::: Information shown :::

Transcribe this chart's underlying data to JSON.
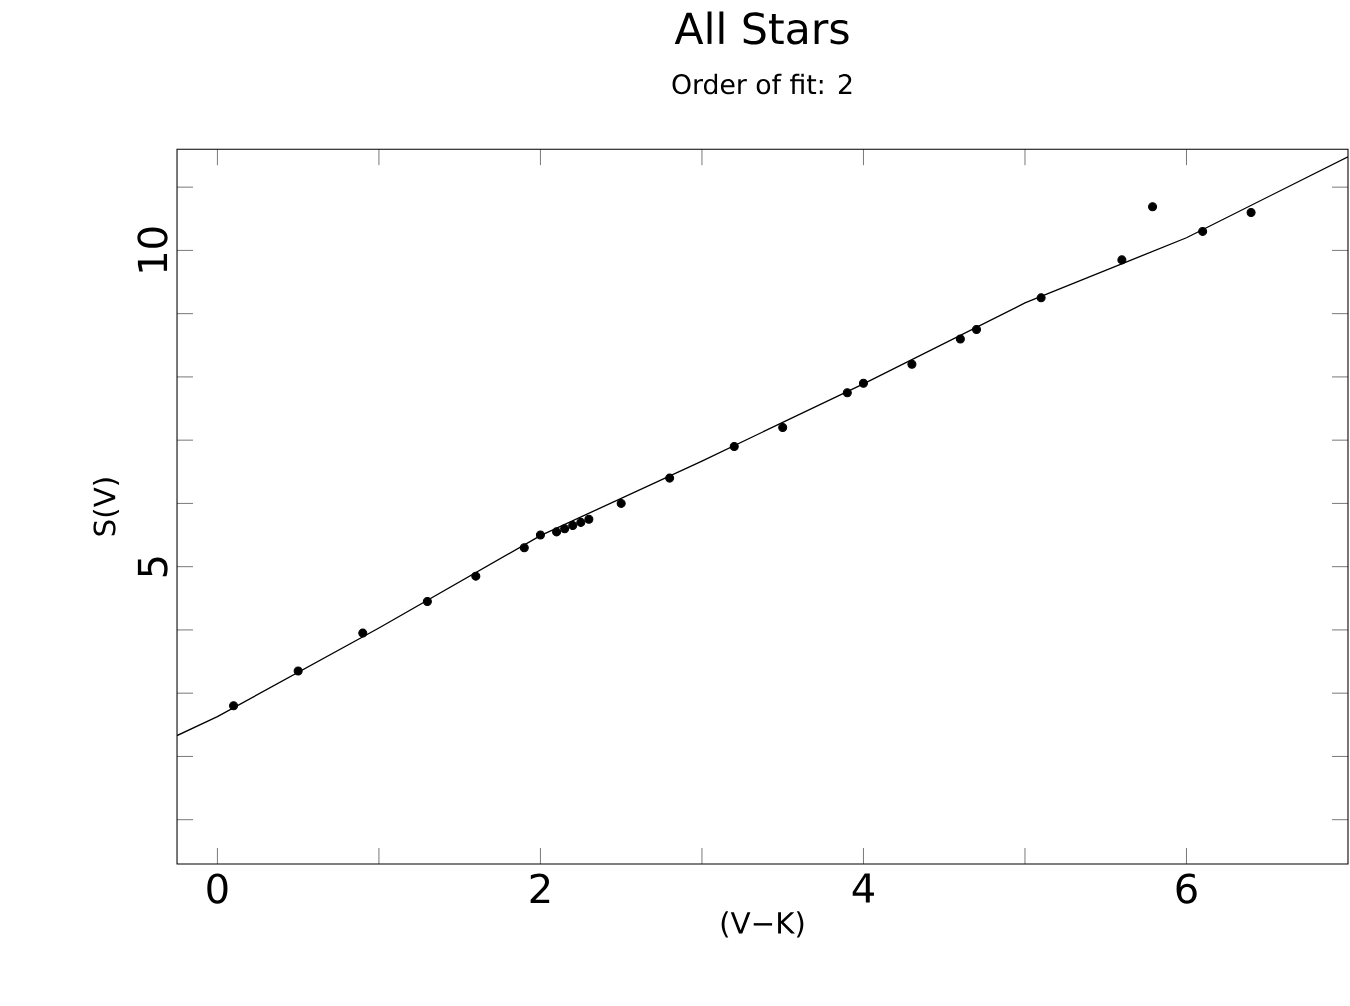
{
  "chart_data": {
    "type": "scatter",
    "title": "All Stars",
    "subtitle": "Order of fit:   2",
    "xlabel": "(V−K)",
    "ylabel": "S(V)",
    "xlim": [
      -0.25,
      7.0
    ],
    "ylim": [
      0.3,
      11.6
    ],
    "xticks": [
      0,
      {
        "value": 1,
        "label": null
      },
      2,
      {
        "value": 3,
        "label": null
      },
      4,
      {
        "value": 5,
        "label": null
      },
      6
    ],
    "yticks": [
      {
        "value": 1,
        "label": null
      },
      {
        "value": 2,
        "label": null
      },
      {
        "value": 3,
        "label": null
      },
      {
        "value": 4,
        "label": null
      },
      5,
      {
        "value": 6,
        "label": null
      },
      {
        "value": 7,
        "label": null
      },
      {
        "value": 8,
        "label": null
      },
      {
        "value": 9,
        "label": null
      },
      10,
      {
        "value": 11,
        "label": null
      }
    ],
    "grid": false,
    "marker": "circle",
    "series": [
      {
        "type": "line",
        "color": "#000000",
        "line_style": "solid",
        "marker": "none",
        "x": [
          -0.25,
          0,
          1,
          2,
          3,
          4,
          5,
          6,
          7
        ],
        "values": [
          2.33,
          2.63,
          4.03,
          5.49,
          6.67,
          7.89,
          9.17,
          10.2,
          11.48
        ]
      },
      {
        "color": "#000000",
        "x": [
          0.1,
          0.5,
          0.9,
          1.3,
          1.6,
          1.9,
          2.0,
          2.1,
          2.15,
          2.2,
          2.25,
          2.3,
          2.5,
          2.8,
          3.2,
          3.5,
          3.9,
          4.0,
          4.3,
          4.6,
          4.7,
          5.1,
          5.6,
          5.79,
          6.1,
          6.4
        ],
        "values": [
          2.8,
          3.35,
          3.95,
          4.45,
          4.85,
          5.3,
          5.5,
          5.55,
          5.6,
          5.65,
          5.7,
          5.75,
          6.0,
          6.4,
          6.9,
          7.2,
          7.75,
          7.9,
          8.2,
          8.6,
          8.75,
          9.25,
          9.85,
          10.69,
          10.3,
          10.6
        ]
      }
    ]
  }
}
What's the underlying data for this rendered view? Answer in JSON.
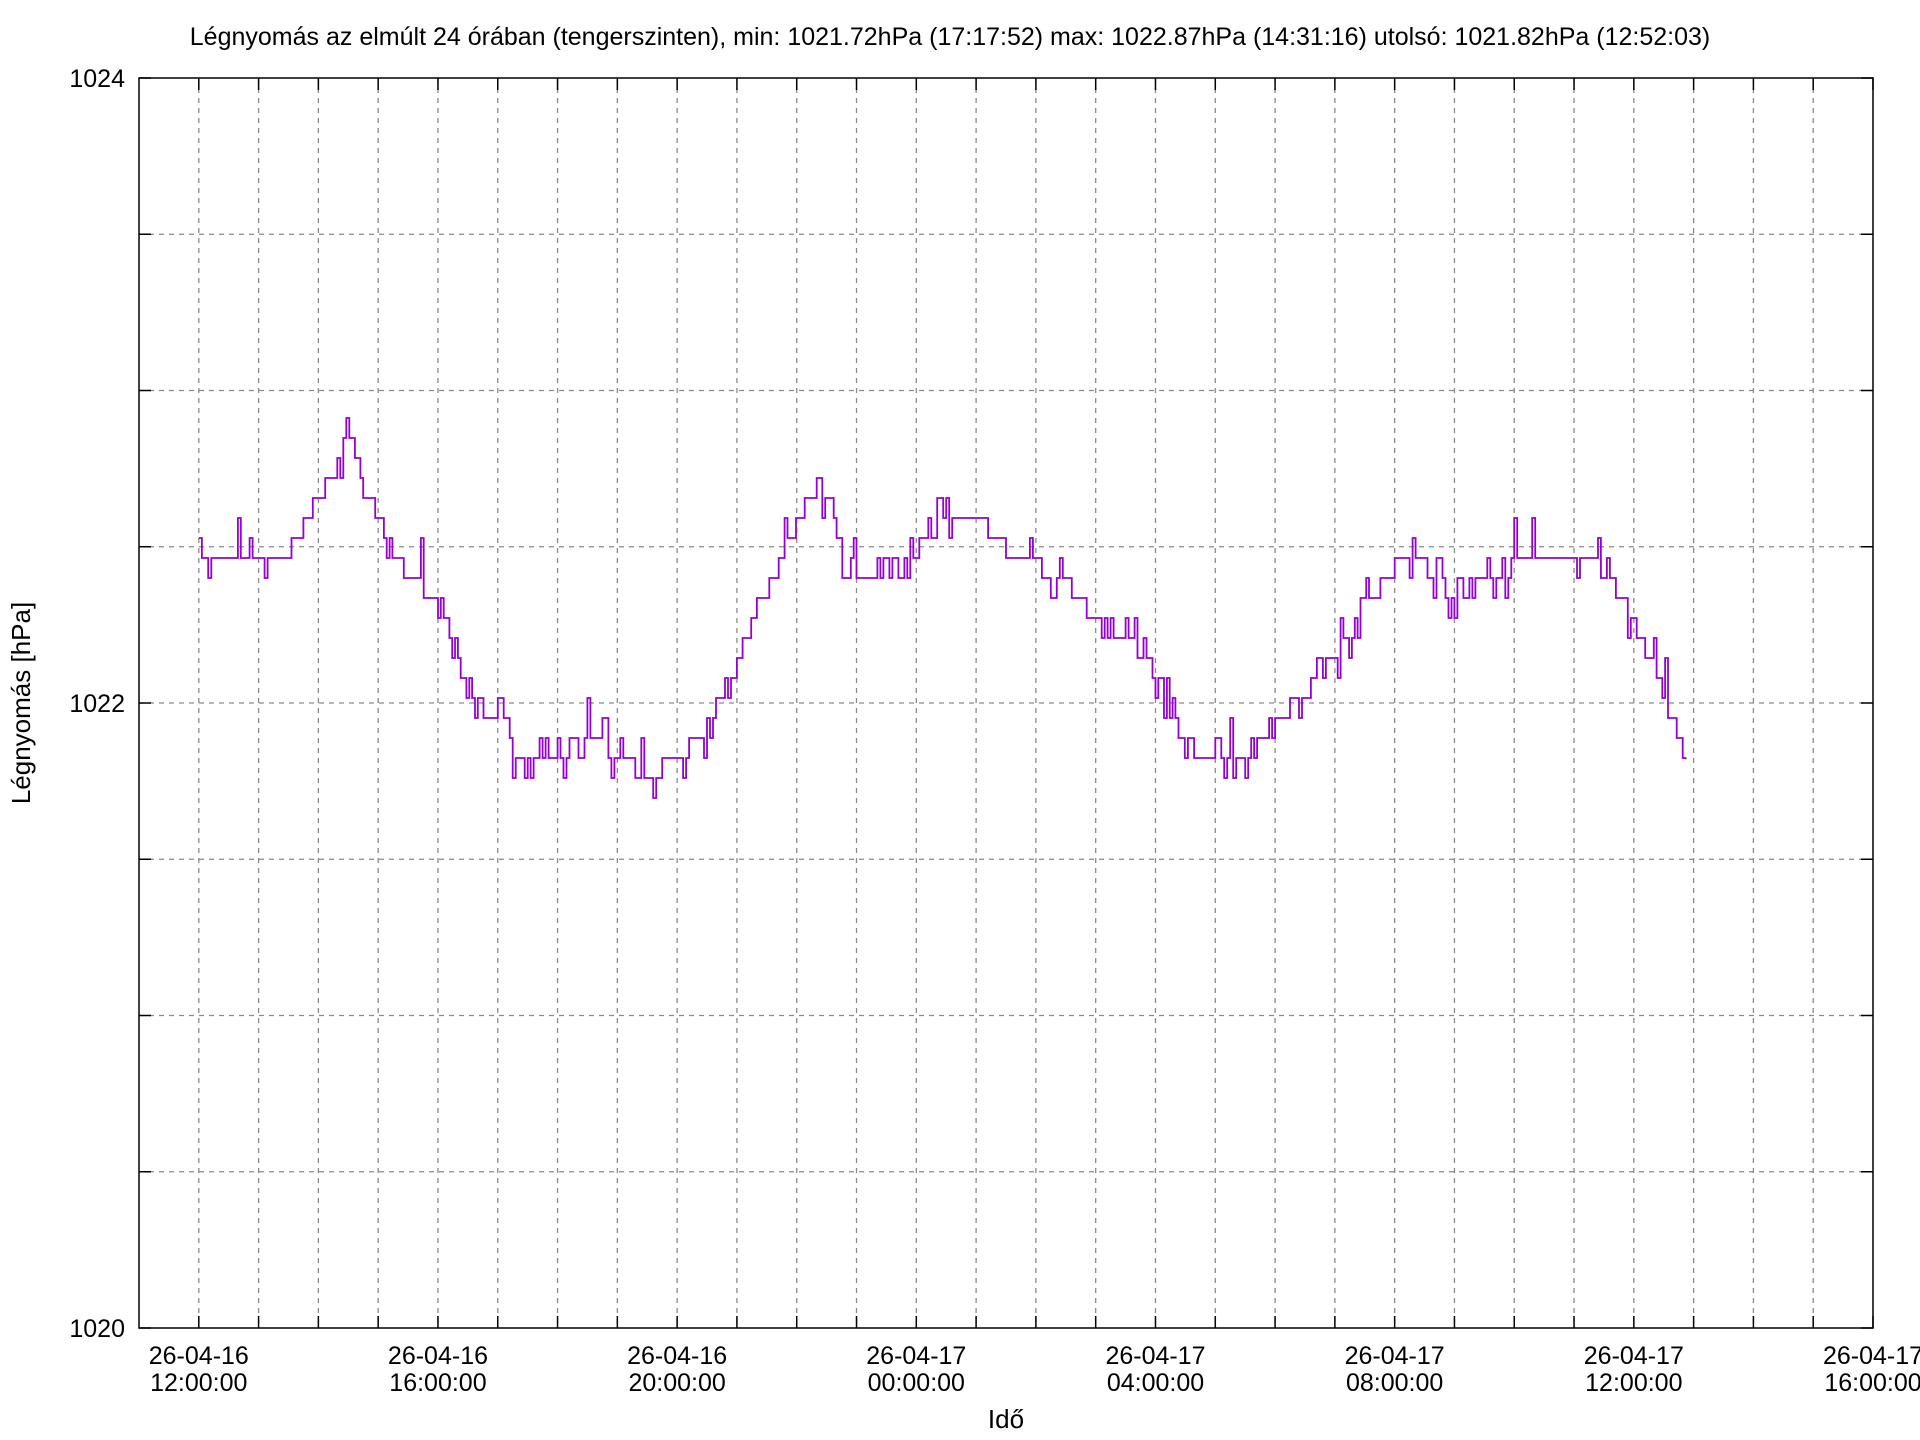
{
  "chart_data": {
    "type": "line",
    "title": "Légnyomás az elmúlt 24 órában (tengerszinten), min: 1021.72hPa (17:17:52) max: 1022.87hPa (14:31:16)  utolsó: 1021.82hPa (12:52:03)",
    "xlabel": "Idő",
    "ylabel": "Légnyomás [hPa]",
    "xlim": [
      "2026-04-16 11:00:00",
      "2026-04-17 16:00:00"
    ],
    "ylim": [
      1020,
      1024
    ],
    "grid": true,
    "legend": "none",
    "x_ticks": [
      {
        "time": "2026-04-16 12:00:00",
        "date": "26-04-16",
        "clock": "12:00:00"
      },
      {
        "time": "2026-04-16 16:00:00",
        "date": "26-04-16",
        "clock": "16:00:00"
      },
      {
        "time": "2026-04-16 20:00:00",
        "date": "26-04-16",
        "clock": "20:00:00"
      },
      {
        "time": "2026-04-17 00:00:00",
        "date": "26-04-17",
        "clock": "00:00:00"
      },
      {
        "time": "2026-04-17 04:00:00",
        "date": "26-04-17",
        "clock": "04:00:00"
      },
      {
        "time": "2026-04-17 08:00:00",
        "date": "26-04-17",
        "clock": "08:00:00"
      },
      {
        "time": "2026-04-17 12:00:00",
        "date": "26-04-17",
        "clock": "12:00:00"
      },
      {
        "time": "2026-04-17 16:00:00",
        "date": "26-04-17",
        "clock": "16:00:00"
      }
    ],
    "y_ticks": [
      {
        "value": 1020,
        "label": "1020"
      },
      {
        "value": 1022,
        "label": "1022"
      },
      {
        "value": 1024,
        "label": "1024"
      }
    ],
    "y_minor_grid": [
      1020.5,
      1021,
      1021.5,
      1022.5,
      1023,
      1023.5
    ],
    "x_minor_grid": [
      "2026-04-16 13:00:00",
      "2026-04-16 14:00:00",
      "2026-04-16 15:00:00",
      "2026-04-16 17:00:00",
      "2026-04-16 18:00:00",
      "2026-04-16 19:00:00",
      "2026-04-16 21:00:00",
      "2026-04-16 22:00:00",
      "2026-04-16 23:00:00",
      "2026-04-17 01:00:00",
      "2026-04-17 02:00:00",
      "2026-04-17 03:00:00",
      "2026-04-17 05:00:00",
      "2026-04-17 06:00:00",
      "2026-04-17 07:00:00",
      "2026-04-17 09:00:00",
      "2026-04-17 10:00:00",
      "2026-04-17 11:00:00",
      "2026-04-17 13:00:00",
      "2026-04-17 14:00:00",
      "2026-04-17 15:00:00"
    ],
    "series": [
      {
        "color": "#9400d3",
        "points": [
          [
            "2026-04-16 12:00:00",
            1022.44
          ],
          [
            "2026-04-16 12:22:00",
            1022.49
          ],
          [
            "2026-04-16 12:45:00",
            1022.49
          ],
          [
            "2026-04-16 13:15:00",
            1022.44
          ],
          [
            "2026-04-16 13:30:00",
            1022.49
          ],
          [
            "2026-04-16 13:45:00",
            1022.59
          ],
          [
            "2026-04-16 14:10:00",
            1022.69
          ],
          [
            "2026-04-16 14:31:00",
            1022.87
          ],
          [
            "2026-04-16 14:45:00",
            1022.69
          ],
          [
            "2026-04-16 15:00:00",
            1022.59
          ],
          [
            "2026-04-16 15:20:00",
            1022.44
          ],
          [
            "2026-04-16 15:40:00",
            1022.39
          ],
          [
            "2026-04-16 16:00:00",
            1022.29
          ],
          [
            "2026-04-16 16:20:00",
            1022.15
          ],
          [
            "2026-04-16 16:40:00",
            1022.0
          ],
          [
            "2026-04-16 17:00:00",
            1021.93
          ],
          [
            "2026-04-16 17:18:00",
            1021.82
          ],
          [
            "2026-04-16 18:00:00",
            1021.82
          ],
          [
            "2026-04-16 18:30:00",
            1021.93
          ],
          [
            "2026-04-16 19:00:00",
            1021.82
          ],
          [
            "2026-04-16 19:30:00",
            1021.77
          ],
          [
            "2026-04-16 20:00:00",
            1021.82
          ],
          [
            "2026-04-16 20:30:00",
            1021.93
          ],
          [
            "2026-04-16 21:00:00",
            1022.15
          ],
          [
            "2026-04-16 21:20:00",
            1022.3
          ],
          [
            "2026-04-16 21:45:00",
            1022.49
          ],
          [
            "2026-04-16 22:05:00",
            1022.59
          ],
          [
            "2026-04-16 22:20:00",
            1022.69
          ],
          [
            "2026-04-16 22:40:00",
            1022.52
          ],
          [
            "2026-04-16 23:00:00",
            1022.4
          ],
          [
            "2026-04-16 23:30:00",
            1022.44
          ],
          [
            "2026-04-17 00:00:00",
            1022.49
          ],
          [
            "2026-04-17 00:30:00",
            1022.59
          ],
          [
            "2026-04-17 01:00:00",
            1022.59
          ],
          [
            "2026-04-17 01:30:00",
            1022.49
          ],
          [
            "2026-04-17 02:00:00",
            1022.44
          ],
          [
            "2026-04-17 02:30:00",
            1022.39
          ],
          [
            "2026-04-17 03:00:00",
            1022.25
          ],
          [
            "2026-04-17 03:30:00",
            1022.23
          ],
          [
            "2026-04-17 04:00:00",
            1022.1
          ],
          [
            "2026-04-17 04:20:00",
            1021.93
          ],
          [
            "2026-04-17 04:45:00",
            1021.82
          ],
          [
            "2026-04-17 05:30:00",
            1021.82
          ],
          [
            "2026-04-17 06:00:00",
            1021.93
          ],
          [
            "2026-04-17 06:30:00",
            1022.05
          ],
          [
            "2026-04-17 07:00:00",
            1022.15
          ],
          [
            "2026-04-17 07:20:00",
            1022.25
          ],
          [
            "2026-04-17 07:40:00",
            1022.35
          ],
          [
            "2026-04-17 08:00:00",
            1022.44
          ],
          [
            "2026-04-17 08:30:00",
            1022.44
          ],
          [
            "2026-04-17 09:00:00",
            1022.32
          ],
          [
            "2026-04-17 09:30:00",
            1022.39
          ],
          [
            "2026-04-17 10:00:00",
            1022.44
          ],
          [
            "2026-04-17 10:30:00",
            1022.49
          ],
          [
            "2026-04-17 11:00:00",
            1022.49
          ],
          [
            "2026-04-17 11:30:00",
            1022.44
          ],
          [
            "2026-04-17 12:00:00",
            1022.25
          ],
          [
            "2026-04-17 12:20:00",
            1022.1
          ],
          [
            "2026-04-17 12:40:00",
            1021.93
          ],
          [
            "2026-04-17 12:52:00",
            1021.82
          ]
        ]
      }
    ]
  }
}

:::

▶ [Job]: Looking at the data above, show all lines where the word "time" occurs.

▶ [Response for this exercise]:
        "time": "2026-04-16 12:00:00",
        "time": "2026-04-16 16:00:00",
        "time": "2026-04-16 20:00:00",
        "time": "2026-04-17 00:00:00",
        "time": "2026-04-17 04:00:00",
        "time": "2026-04-17 08:00:00",
        "time": "2026-04-17 12:00:00",
        "time": "2026-04-17 16:00:00",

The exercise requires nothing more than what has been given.